# start of EXTRACTED RECORDS

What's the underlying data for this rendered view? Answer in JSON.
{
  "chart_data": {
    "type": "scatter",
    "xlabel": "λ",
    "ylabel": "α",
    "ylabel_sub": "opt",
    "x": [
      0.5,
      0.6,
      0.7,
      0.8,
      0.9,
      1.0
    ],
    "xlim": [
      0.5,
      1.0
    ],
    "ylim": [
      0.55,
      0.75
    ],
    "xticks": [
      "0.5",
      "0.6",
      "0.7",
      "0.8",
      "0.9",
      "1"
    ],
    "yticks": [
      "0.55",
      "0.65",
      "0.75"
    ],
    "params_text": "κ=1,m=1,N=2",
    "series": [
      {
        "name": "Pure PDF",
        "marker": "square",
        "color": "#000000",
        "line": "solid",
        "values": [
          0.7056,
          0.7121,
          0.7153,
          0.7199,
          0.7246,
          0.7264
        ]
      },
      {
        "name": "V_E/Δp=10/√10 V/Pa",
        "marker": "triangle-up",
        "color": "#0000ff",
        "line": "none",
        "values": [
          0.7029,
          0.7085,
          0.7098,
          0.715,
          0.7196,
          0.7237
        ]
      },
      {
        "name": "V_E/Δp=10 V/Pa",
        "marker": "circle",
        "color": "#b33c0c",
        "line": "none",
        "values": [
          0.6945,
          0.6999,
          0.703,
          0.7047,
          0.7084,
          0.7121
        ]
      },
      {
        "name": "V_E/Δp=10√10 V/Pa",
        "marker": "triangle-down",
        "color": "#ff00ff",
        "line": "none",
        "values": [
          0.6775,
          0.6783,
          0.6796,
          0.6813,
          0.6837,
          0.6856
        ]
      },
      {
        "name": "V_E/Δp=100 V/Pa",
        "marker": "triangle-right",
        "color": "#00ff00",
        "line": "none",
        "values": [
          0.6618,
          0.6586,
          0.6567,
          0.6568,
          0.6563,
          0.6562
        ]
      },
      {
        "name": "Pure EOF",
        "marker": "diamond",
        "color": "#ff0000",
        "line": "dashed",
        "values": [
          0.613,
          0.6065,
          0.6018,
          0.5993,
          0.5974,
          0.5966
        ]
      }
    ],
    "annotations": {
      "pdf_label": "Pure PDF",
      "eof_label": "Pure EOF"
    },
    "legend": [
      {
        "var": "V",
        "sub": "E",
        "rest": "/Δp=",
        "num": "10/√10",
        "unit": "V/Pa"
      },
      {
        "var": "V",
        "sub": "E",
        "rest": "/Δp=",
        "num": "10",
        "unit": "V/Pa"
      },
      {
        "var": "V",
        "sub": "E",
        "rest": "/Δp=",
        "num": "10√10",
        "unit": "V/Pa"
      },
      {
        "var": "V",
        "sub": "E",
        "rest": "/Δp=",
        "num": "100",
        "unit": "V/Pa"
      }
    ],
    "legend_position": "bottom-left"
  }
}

# end of EXTRACTED RECORDS

AIM OF THE EXERCISE: From the listing above, copy every line that includes the word "color".

CORRECT RESULT:
        "color": "#000000",
        "color": "#0000ff",
        "color": "#b33c0c",
        "color": "#ff00ff",
        "color": "#00ff00",
        "color": "#ff0000",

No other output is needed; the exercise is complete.